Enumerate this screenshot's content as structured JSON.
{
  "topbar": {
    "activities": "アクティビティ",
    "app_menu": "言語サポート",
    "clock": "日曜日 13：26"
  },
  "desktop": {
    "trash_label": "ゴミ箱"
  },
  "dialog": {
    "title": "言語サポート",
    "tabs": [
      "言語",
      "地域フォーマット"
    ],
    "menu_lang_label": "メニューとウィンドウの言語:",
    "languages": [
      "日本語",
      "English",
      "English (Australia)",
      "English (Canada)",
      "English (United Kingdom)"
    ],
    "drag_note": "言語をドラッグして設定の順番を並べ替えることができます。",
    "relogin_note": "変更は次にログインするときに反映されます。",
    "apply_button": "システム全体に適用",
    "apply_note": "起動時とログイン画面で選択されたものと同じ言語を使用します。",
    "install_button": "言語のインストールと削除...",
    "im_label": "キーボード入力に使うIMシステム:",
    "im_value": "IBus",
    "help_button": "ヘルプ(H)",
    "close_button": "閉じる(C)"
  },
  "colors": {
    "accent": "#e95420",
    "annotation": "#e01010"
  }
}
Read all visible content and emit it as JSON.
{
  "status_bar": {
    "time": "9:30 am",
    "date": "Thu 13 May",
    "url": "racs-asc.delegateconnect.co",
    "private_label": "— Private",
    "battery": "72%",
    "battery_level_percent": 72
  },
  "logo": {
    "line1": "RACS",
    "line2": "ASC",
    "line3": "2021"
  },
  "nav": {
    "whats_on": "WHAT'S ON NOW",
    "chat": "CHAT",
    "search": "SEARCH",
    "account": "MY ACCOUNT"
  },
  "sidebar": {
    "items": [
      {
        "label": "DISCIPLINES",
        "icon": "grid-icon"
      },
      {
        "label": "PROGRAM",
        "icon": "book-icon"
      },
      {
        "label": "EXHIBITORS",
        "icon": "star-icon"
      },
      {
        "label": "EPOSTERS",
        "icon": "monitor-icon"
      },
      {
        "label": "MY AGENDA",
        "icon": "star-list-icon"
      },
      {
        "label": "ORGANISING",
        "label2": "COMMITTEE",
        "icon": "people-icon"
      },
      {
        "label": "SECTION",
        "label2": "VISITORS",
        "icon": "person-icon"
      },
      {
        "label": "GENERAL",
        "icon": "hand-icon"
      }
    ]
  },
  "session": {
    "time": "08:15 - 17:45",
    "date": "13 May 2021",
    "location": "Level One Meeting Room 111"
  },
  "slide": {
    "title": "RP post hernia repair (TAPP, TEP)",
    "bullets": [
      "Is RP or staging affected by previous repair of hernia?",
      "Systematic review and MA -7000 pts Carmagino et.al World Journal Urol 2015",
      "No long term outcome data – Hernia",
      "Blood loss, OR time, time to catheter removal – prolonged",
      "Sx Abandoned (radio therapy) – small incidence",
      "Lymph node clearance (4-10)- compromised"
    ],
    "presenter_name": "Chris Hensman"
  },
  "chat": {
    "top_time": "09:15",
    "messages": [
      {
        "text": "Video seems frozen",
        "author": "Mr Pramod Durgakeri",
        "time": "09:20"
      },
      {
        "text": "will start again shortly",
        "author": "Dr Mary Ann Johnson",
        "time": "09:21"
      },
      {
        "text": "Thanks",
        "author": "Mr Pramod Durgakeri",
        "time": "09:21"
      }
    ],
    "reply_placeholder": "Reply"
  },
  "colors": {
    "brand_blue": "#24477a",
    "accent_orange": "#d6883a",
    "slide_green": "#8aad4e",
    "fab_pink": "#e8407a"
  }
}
* * * * * * * * *
#### Task description
Give back the whole listing exactly as it reads.

#### Answer
Enumerate this screenshot's content as structured JSON.
{
  "topbar": {
    "activities": "アクティビティ",
    "app_menu": "言語サポート",
    "clock": "日曜日 13：26"
  },
  "desktop": {
    "trash_label": "ゴミ箱"
  },
  "dialog": {
    "title": "言語サポート",
    "tabs": [
      "言語",
      "地域フォーマット"
    ],
    "menu_lang_label": "メニューとウィンドウの言語:",
    "languages": [
      "日本語",
      "English",
      "English (Australia)",
      "English (Canada)",
      "English (United Kingdom)"
    ],
    "drag_note": "言語をドラッグして設定の順番を並べ替えることができます。",
    "relogin_note": "変更は次にログインするときに反映されます。",
    "apply_button": "システム全体に適用",
    "apply_note": "起動時とログイン画面で選択されたものと同じ言語を使用します。",
    "install_button": "言語のインストールと削除...",
    "im_label": "キーボード入力に使うIMシステム:",
    "im_value": "IBus",
    "help_button": "ヘルプ(H)",
    "close_button": "閉じる(C)"
  },
  "colors": {
    "accent": "#e95420",
    "annotation": "#e01010"
  }
}
Read all visible content and emit it as JSON.
{
  "status_bar": {
    "time": "9:30 am",
    "date": "Thu 13 May",
    "url": "racs-asc.delegateconnect.co",
    "private_label": "— Private",
    "battery": "72%",
    "battery_level_percent": 72
  },
  "logo": {
    "line1": "RACS",
    "line2": "ASC",
    "line3": "2021"
  },
  "nav": {
    "whats_on": "WHAT'S ON NOW",
    "chat": "CHAT",
    "search": "SEARCH",
    "account": "MY ACCOUNT"
  },
  "sidebar": {
    "items": [
      {
        "label": "DISCIPLINES",
        "icon": "grid-icon"
      },
      {
        "label": "PROGRAM",
        "icon": "book-icon"
      },
      {
        "label": "EXHIBITORS",
        "icon": "star-icon"
      },
      {
        "label": "EPOSTERS",
        "icon": "monitor-icon"
      },
      {
        "label": "MY AGENDA",
        "icon": "star-list-icon"
      },
      {
        "label": "ORGANISING",
        "label2": "COMMITTEE",
        "icon": "people-icon"
      },
      {
        "label": "SECTION",
        "label2": "VISITORS",
        "icon": "person-icon"
      },
      {
        "label": "GENERAL",
        "icon": "hand-icon"
      }
    ]
  },
  "session": {
    "time": "08:15 - 17:45",
    "date": "13 May 2021",
    "location": "Level One Meeting Room 111"
  },
  "slide": {
    "title": "RP post hernia repair (TAPP, TEP)",
    "bullets": [
      "Is RP or staging affected by previous repair of hernia?",
      "Systematic review and MA -7000 pts Carmagino et.al World Journal Urol 2015",
      "No long term outcome data – Hernia",
      "Blood loss, OR time, time to catheter removal – prolonged",
      "Sx Abandoned (radio therapy) – small incidence",
      "Lymph node clearance (4-10)- compromised"
    ],
    "presenter_name": "Chris Hensman"
  },
  "chat": {
    "top_time": "09:15",
    "messages": [
      {
        "text": "Video seems frozen",
        "author": "Mr Pramod Durgakeri",
        "time": "09:20"
      },
      {
        "text": "will start again shortly",
        "author": "Dr Mary Ann Johnson",
        "time": "09:21"
      },
      {
        "text": "Thanks",
        "author": "Mr Pramod Durgakeri",
        "time": "09:21"
      }
    ],
    "reply_placeholder": "Reply"
  },
  "colors": {
    "brand_blue": "#24477a",
    "accent_orange": "#d6883a",
    "slide_green": "#8aad4e",
    "fab_pink": "#e8407a"
  }
}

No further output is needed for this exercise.